Challenges |
(1) In the passage on the homemade drinking system, translate this sentence into French: "I found that the straw had to be completely vertical because if there was even the slightest belly, the water in the straw would freeze solid, rendering the system completely useless."
(2) Using the passage on the homemade drinking system, decide whether each statement agrees with it, and answer yes or no for each, quoting the deciding words: (a) The jug held about a half gallon. (b) The bottle was housed in two layers of insulation. (c) The writer kept using the system after finding its flaw.
(3) Carry on the passage on the homemade drinking system, starting after its last sentence.

Around 2004 I started experimenting with a homemade system I ripped off from J. King–essentially a large plastic water jug, about a half gallon, with a hole drilled through its lid to allow a 3/8 plastic tube “straw” to poke through and reach to the bottom. and stick up high enough that I could lean my head forward from where I stood on the runners and still put my lips on it. All I had to do was put in the same effort I would if I were siphoning a gas tank (and hope like hell no one saw me doing it), and I could gulp water easily while on the move. I found that the straw had to be completely vertical because if there was even the slightest belly, the water in the straw would freeze solid, rendering the system completely useless. I used 3 layers of reflective water-heater insulation to house the bottle and wrapped the whole thing up with about 200 yards of high quality Duct-Tape. All in all, the system worked okay–certainly much better than the Nalgene bottle–but I found that it had a serious flaw; if I had to stop in the bush somewhere, as is often the case on the Iditarod, and get into my sleeping bag for a few hours, there was no way for me to keep the system from freezing up. Ultimately, I discarded it because of this flaw.

Provided records |
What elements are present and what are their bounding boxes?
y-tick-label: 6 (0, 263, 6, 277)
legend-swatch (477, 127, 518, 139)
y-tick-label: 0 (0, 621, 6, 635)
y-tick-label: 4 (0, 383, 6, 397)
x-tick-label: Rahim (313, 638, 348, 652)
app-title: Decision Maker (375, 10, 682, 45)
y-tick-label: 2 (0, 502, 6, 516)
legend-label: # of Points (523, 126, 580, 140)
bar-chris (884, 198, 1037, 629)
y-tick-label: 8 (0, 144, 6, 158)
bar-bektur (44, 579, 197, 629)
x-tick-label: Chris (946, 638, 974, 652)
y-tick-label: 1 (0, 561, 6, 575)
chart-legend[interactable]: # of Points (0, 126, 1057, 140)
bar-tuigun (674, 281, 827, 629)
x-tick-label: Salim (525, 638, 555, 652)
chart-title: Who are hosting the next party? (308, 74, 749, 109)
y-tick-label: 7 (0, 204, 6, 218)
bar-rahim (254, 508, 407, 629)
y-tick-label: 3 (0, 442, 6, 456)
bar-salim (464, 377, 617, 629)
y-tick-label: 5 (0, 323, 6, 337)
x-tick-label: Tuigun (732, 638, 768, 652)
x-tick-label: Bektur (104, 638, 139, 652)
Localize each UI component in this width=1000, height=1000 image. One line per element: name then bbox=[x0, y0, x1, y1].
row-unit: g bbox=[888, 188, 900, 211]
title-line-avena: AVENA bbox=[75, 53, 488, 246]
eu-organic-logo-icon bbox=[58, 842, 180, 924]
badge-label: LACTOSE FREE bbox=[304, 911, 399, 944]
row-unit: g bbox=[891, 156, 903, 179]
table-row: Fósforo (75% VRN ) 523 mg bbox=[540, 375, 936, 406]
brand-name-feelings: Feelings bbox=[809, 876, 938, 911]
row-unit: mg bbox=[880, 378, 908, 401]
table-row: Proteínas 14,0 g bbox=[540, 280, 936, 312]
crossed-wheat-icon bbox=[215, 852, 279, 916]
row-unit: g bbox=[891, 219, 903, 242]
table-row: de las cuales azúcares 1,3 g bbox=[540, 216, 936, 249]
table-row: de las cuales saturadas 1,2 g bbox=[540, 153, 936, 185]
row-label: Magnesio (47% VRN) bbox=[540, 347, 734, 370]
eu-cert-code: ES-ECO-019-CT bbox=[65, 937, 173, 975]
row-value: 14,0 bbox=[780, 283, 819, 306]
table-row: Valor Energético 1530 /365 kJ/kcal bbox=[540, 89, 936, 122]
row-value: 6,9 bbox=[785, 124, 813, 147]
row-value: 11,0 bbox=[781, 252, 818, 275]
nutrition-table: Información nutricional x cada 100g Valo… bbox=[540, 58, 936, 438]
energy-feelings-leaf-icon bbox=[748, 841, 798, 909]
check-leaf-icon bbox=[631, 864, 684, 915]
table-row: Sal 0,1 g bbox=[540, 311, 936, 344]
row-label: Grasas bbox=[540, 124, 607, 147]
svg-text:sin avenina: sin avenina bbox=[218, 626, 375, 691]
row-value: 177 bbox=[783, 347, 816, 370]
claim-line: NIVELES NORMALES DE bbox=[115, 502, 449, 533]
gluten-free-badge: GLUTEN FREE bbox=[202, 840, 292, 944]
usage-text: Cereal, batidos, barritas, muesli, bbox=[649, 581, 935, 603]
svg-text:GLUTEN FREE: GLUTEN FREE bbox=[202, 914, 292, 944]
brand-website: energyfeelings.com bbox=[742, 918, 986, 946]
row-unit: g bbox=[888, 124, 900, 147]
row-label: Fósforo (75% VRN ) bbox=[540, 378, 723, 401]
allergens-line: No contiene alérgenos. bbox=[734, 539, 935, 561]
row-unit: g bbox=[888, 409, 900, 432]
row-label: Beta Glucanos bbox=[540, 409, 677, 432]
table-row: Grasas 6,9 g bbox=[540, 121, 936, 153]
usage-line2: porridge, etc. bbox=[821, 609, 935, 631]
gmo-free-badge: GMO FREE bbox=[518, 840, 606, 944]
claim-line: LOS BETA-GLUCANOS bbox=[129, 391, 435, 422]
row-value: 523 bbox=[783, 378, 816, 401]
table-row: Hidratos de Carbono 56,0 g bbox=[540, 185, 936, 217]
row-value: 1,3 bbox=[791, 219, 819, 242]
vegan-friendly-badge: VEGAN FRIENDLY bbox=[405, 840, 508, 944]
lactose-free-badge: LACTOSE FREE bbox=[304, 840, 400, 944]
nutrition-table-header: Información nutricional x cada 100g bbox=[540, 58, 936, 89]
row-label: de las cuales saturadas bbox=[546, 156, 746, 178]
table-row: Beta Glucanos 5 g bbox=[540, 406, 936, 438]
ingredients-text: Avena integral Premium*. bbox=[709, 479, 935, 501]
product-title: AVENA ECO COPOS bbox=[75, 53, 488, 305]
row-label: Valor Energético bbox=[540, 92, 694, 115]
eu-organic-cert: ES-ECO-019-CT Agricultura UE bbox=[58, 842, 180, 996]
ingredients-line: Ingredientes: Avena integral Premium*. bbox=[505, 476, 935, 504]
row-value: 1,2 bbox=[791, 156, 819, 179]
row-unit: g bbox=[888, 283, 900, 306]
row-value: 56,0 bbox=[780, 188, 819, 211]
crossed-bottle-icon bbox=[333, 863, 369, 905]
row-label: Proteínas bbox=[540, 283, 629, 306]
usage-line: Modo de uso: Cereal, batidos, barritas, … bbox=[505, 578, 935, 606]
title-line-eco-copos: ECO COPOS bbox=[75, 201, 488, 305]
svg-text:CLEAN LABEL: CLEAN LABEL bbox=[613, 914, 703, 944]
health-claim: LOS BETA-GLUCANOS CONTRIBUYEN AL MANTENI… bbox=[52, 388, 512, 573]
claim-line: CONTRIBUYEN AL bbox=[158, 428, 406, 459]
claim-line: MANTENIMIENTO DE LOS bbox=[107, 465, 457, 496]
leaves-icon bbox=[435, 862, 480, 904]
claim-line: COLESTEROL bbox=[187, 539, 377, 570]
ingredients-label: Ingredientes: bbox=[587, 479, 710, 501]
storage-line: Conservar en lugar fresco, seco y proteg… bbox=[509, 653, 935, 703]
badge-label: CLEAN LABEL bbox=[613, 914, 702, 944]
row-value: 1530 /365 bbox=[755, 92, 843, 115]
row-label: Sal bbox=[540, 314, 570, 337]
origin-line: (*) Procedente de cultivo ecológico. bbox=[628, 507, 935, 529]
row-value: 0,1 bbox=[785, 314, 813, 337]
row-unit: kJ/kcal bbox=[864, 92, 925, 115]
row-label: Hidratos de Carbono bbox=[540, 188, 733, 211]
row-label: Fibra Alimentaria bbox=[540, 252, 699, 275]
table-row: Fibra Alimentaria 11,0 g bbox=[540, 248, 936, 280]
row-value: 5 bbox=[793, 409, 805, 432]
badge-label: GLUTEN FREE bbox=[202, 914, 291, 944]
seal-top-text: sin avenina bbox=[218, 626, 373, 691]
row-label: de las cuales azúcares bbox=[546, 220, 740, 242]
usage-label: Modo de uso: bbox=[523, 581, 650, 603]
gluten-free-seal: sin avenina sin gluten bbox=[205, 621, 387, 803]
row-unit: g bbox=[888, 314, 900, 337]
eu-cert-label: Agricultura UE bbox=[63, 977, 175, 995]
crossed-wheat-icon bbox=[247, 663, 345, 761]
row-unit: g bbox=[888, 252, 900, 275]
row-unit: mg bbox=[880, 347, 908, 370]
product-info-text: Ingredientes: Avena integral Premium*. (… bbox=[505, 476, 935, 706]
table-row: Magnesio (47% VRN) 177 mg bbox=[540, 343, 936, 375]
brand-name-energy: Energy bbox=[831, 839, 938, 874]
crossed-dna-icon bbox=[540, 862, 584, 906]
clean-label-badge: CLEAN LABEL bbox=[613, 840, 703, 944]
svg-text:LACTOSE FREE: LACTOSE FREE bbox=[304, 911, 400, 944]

Answers for the tasks |
(1) J'ai constaté que la paille devait être parfaitement verticale, car au moindre affaissement, l'eau dans la paille gelait complètement, ce qui rendait le système totalement inutilisable.

(2)
(a) Yes: "about a half gallon"
(b) No: "I used 3 layers of reflective water-heater insulation to house the bottle"
(c) No: "Ultimately, I discarded it because of this flaw."

(3)
After this, in 2008, I found the easiest, easily the best, system of all the ones I’d ever tried and still the one I advocate today.

Now I simply take between 3-4 twenty ounce water bottles (store-bought, any brand), heat them up almost to the point of bursting, and stick them into the top portion of my survival suit–the suit is belted at the waist so there is no way for the bottles to fall down my legs–when I want a drink, I open up the zipper, extract a bottle, and drink the 20 ounces as quickly as possible, discarding the empty container in my sled bag once finished.

The advantage here is this–warm bottles help keep me toast in extreme cold weather, and if I get into my sleeping bag for a few hours, I can bring the extra bottles with me and keep them from freezing while a catch a couple of hours of rest. Plus, absolutely zero amount of preparation or “extra” gear. To this day, this is the system I use for extreme mushing.

Thanks for tuning in–more to follow….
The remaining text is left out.